Trecho para leitura |
■ ■ ■

DN: Ela é em parte motivada pela “Grande
Recessão” ainda persistente nos países industrializados, como mostra a queda das
exportações da China para os Estados Unidos. A desaceleração nos outros grandes
países em desenvolvimento foi, porém, motivada em parte por seus próprios erros.
Políticas macroeconômicas voltaram a ser pró-cíclicas. Taxas de juro altas
sufocaram o investimento privado, enquanto tentativas de reduzir o déficit
fiscal espremeram o investimento público e limitaram a demanda interna, o que
enfraqueceu o crescimento. Taxas de câmbio altas, para preservar o financiamento
dos déficits em conta corrente, afetaram a performance das exportações
negativamente. Em agosto de 2013, o Morgan Stanley definiu o Brasil, a Índia, a
Indonésia, a África do Sul e a Turquia como os Cinco Frágeis. Pouco depois, a
Fidelity, instituição financeira de Boston, criou um novo acrônimo para países
promissores: MINT, relativo a México, Indonésia, Nigéria e Turquia. O
interessante é que Indonésia e Turquia estão em ambos os grupos. Tal pensamento,
está claro, é enquadrado em uma perspectiva de curto prazo. Não é surpresa, pois
vem de analistas do mercado financeiro. Em uma perspectiva de longo prazo, esse
pensamento é inapropriado, se não enganoso. Os países em desenvolvimento têm um
forte potencial de longo prazo.
CC: O sistema de Bretton Woods é
obsoleto?
DN: O FMI e o Banco Mundial foram criados 70 anos atrás. O
mundo mudou muito desde então. As instituições de Bretton Woods também mudaram,
mas para pior. Suas preocupações tornaram-se mais estreitas com a passagem do
tempo. As estruturas de governança internacional precisam ser democratizadas, em
particular nos sistemas de votação. Além disso, os pares de Breton Woods deviam
praticar aquilo que pregam em termos de transparência e confiabilidade. Acima de
tudo, as instituições precisam começar a colocar em dúvida sua crença a respeito
da mágica do mercado e reconhecer a importância das ações de instituições
públicas no processo de desenvolvimento. Tal mudança será possível apenas se os
países em desenvolvimento começarem a exercer sua influência em conformidade com
sua parcela muito maior no PIB mundial.
CC: Como o senhor avalia a
criação do Banco de Desenvolvimento dos BRICS?

■ ■ ■

Bloco de dados |
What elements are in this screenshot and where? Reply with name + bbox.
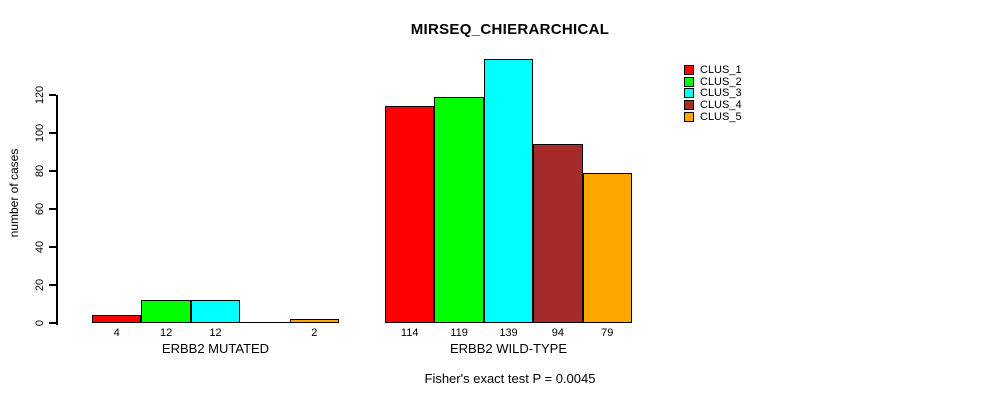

■ ■ ■

Tarefas |
1 - Copie fielmente a parte da entrevista que começa em "CC: O sistema" e termina em "no PIB mundial.".
2 - Diga se cada afirmação concorda com a entrevista, respondendo sim ou não e citando as palavras do texto que decidem: (a) O Morgan Stanley incluiu o México entre os Cinco Frágeis. (b) O FMI e o Banco Mundial foram criados 70 anos atrás. (c) As instituições de Bretton Woods mudaram para melhor.

Respostas |
1 -
CC: O sistema de Bretton Woods é
obsoleto?
DN: O FMI e o Banco Mundial foram criados 70 anos atrás. O
mundo mudou muito desde então. As instituições de Bretton Woods também mudaram,
mas para pior. Suas preocupações tornaram-se mais estreitas com a passagem do
tempo. As estruturas de governança internacional precisam ser democratizadas, em
particular nos sistemas de votação. Além disso, os pares de Breton Woods deviam
praticar aquilo que pregam em termos de transparência e confiabilidade. Acima de
tudo, as instituições precisam começar a colocar em dúvida sua crença a respeito
da mágica do mercado e reconhecer a importância das ações de instituições
públicas no processo de desenvolvimento. Tal mudança será possível apenas se os
países em desenvolvimento começarem a exercer sua influência em conformidade com
sua parcela muito maior no PIB mundial.

2 -
(a) Não: "o Morgan Stanley definiu o Brasil, a Índia, a Indonésia, a África do Sul e a Turquia como os Cinco Frágeis".
(b) Sim: "O FMI e o Banco Mundial foram criados 70 anos atrás".
(c) Não: "As instituições de Bretton Woods também mudaram, mas para pior".